(Figure record listings)
★ ★ ★
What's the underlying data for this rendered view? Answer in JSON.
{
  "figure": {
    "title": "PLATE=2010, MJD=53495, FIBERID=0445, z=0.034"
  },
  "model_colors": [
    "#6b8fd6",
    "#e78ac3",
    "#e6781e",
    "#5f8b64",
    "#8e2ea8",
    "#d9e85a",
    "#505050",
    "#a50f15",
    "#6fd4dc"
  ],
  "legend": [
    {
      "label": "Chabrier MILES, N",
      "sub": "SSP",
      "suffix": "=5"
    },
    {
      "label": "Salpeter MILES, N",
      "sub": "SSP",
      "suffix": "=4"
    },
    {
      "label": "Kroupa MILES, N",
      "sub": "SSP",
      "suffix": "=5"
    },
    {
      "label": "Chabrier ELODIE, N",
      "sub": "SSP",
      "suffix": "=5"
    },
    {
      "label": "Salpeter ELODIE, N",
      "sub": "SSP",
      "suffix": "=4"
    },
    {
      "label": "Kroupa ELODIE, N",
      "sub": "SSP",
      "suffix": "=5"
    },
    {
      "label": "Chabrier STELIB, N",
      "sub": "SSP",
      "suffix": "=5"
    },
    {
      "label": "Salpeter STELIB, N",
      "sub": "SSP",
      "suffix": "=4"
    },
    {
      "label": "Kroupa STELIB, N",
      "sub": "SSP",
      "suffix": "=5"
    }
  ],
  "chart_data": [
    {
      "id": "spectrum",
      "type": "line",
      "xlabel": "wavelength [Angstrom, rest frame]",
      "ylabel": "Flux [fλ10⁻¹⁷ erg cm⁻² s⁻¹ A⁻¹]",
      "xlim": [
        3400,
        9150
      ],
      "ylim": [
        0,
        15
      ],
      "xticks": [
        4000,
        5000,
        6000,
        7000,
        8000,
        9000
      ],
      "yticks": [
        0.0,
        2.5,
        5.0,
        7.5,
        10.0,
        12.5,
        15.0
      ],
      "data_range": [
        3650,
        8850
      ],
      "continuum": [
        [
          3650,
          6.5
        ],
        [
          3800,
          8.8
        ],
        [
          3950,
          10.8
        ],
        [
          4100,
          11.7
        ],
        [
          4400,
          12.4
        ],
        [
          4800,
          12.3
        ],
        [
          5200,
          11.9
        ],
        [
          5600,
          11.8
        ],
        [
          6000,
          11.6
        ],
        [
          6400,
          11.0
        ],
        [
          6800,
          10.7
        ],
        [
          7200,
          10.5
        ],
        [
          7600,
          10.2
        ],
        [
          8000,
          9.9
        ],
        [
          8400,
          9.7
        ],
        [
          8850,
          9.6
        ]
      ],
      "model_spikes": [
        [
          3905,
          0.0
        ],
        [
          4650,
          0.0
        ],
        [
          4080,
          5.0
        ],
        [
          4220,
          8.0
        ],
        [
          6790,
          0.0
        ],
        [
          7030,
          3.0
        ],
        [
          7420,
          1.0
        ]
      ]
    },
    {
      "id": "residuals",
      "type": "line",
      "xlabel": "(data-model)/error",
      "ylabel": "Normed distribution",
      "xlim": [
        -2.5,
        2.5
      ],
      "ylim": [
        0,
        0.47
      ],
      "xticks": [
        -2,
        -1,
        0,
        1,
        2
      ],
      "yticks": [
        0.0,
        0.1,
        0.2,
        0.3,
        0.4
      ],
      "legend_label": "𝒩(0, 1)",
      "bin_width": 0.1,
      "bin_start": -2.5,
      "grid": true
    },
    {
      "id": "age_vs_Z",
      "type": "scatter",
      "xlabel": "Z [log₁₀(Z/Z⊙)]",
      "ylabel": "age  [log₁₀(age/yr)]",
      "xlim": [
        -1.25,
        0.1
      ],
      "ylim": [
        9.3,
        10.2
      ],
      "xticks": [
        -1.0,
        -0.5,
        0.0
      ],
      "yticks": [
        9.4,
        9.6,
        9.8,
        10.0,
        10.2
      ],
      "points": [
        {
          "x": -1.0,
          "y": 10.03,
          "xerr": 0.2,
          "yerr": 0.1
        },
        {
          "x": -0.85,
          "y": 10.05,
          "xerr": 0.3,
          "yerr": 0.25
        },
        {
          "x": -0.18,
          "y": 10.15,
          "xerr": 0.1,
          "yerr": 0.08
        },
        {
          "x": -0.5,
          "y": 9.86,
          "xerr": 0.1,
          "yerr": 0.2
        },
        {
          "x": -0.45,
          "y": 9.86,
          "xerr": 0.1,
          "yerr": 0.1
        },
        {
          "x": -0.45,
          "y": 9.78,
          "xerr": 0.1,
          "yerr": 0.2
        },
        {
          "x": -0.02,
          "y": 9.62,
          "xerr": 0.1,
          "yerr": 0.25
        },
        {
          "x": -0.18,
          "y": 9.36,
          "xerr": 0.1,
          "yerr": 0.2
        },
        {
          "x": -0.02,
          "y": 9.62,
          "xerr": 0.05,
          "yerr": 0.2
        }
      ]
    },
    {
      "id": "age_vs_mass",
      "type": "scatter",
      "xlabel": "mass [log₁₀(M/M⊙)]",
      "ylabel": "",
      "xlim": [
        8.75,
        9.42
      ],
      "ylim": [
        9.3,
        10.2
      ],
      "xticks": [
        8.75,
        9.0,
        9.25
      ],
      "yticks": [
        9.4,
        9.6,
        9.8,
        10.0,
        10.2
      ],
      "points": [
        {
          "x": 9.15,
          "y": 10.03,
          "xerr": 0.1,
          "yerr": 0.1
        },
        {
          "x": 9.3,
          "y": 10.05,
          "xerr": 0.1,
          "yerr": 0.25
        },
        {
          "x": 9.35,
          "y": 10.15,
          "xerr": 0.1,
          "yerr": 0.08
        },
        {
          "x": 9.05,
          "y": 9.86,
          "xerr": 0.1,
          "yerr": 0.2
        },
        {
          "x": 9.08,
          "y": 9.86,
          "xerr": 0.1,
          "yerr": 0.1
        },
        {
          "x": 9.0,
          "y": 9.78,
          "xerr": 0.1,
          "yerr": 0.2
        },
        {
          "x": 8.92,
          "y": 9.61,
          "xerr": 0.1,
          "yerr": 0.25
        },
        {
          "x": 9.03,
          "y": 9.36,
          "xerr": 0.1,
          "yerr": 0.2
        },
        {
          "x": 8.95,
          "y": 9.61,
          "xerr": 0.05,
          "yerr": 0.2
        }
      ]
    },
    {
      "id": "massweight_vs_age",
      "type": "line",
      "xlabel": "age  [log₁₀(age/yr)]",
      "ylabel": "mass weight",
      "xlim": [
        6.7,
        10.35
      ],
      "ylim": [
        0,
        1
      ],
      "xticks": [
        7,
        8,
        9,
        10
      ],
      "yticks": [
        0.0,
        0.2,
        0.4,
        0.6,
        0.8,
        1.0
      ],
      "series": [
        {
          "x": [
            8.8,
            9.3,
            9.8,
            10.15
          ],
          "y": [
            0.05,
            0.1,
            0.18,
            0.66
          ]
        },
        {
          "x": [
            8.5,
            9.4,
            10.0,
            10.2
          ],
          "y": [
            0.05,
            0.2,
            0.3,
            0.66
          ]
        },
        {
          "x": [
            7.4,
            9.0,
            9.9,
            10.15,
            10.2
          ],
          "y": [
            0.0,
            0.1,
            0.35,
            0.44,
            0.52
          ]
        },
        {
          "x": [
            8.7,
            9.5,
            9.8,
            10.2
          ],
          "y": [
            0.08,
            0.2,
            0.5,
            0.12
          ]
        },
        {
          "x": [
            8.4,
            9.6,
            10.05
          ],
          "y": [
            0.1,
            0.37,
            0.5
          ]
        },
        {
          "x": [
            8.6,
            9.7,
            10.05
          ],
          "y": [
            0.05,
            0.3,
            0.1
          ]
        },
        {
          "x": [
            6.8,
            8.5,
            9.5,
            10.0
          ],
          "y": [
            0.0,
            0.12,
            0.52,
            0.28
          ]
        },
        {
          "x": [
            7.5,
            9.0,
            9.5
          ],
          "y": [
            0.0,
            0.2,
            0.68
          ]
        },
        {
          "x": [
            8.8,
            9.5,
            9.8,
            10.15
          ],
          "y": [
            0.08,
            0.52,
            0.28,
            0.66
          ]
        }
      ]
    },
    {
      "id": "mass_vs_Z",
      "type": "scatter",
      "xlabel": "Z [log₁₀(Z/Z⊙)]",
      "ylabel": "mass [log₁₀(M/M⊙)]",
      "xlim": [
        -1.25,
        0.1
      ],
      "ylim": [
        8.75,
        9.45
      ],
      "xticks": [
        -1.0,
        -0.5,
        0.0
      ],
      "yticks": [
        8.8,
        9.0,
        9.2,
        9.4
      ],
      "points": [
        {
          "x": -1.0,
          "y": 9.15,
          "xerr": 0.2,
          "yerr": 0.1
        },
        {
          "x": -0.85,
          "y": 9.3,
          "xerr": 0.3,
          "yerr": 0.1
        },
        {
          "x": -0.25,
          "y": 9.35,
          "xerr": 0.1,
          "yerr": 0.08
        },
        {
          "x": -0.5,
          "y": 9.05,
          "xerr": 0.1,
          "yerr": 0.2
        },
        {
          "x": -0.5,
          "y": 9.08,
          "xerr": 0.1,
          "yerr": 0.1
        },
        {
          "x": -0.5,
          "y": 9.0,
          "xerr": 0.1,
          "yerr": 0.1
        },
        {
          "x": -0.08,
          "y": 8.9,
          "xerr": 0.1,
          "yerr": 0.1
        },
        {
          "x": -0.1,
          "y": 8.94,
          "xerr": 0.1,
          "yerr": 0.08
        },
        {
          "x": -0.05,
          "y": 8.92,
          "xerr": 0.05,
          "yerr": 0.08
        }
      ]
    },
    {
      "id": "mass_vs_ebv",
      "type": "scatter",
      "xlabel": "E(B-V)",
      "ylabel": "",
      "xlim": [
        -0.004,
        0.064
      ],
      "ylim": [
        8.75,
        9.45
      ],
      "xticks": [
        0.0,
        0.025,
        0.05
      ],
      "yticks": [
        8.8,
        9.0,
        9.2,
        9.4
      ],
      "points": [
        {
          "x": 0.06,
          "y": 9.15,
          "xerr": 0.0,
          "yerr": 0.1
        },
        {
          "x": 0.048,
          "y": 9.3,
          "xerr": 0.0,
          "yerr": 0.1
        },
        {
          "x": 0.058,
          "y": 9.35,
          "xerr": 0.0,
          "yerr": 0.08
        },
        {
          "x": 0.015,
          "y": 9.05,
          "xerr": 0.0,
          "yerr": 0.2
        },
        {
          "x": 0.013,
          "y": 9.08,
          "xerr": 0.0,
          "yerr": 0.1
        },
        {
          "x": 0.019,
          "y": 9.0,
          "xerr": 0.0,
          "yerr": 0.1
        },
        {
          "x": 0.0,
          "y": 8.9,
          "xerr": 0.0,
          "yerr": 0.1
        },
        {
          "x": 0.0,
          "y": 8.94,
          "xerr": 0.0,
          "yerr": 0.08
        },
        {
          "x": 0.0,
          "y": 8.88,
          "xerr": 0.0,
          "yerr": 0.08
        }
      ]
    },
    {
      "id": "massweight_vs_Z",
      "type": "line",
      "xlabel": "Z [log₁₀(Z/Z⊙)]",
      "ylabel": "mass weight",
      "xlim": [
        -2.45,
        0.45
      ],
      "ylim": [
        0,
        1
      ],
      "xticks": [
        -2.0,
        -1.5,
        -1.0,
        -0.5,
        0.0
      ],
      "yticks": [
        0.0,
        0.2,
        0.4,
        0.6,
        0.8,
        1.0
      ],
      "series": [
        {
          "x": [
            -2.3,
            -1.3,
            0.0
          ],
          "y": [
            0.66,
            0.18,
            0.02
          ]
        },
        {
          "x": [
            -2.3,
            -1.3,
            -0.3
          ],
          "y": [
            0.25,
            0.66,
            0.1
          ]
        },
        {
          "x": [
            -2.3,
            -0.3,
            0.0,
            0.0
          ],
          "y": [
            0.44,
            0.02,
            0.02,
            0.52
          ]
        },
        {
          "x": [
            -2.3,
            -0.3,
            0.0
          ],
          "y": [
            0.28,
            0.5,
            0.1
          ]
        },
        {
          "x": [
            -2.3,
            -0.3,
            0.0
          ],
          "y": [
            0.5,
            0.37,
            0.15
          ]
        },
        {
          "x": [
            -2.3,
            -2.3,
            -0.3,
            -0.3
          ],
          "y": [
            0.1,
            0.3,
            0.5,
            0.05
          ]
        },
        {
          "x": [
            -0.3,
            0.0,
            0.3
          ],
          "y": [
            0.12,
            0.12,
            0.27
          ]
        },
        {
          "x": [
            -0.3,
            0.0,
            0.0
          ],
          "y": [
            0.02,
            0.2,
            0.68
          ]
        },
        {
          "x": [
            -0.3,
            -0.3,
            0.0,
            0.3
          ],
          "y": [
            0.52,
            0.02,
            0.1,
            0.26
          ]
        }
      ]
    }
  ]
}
★ ★ ★
• [TASK GOAL]:
Using the records above, pull out each line where the word "log₁₀" occurs.

• [TASK OUTPUT]:
      "xlabel": "Z [log₁₀(Z/Z⊙)]",
      "ylabel": "age  [log₁₀(age/yr)]",
      "xlabel": "mass [log₁₀(M/M⊙)]",
      "xlabel": "age  [log₁₀(age/yr)]",
      "xlabel": "Z [log₁₀(Z/Z⊙)]",
      "ylabel": "mass [log₁₀(M/M⊙)]",
      "xlabel": "Z [log₁₀(Z/Z⊙)]",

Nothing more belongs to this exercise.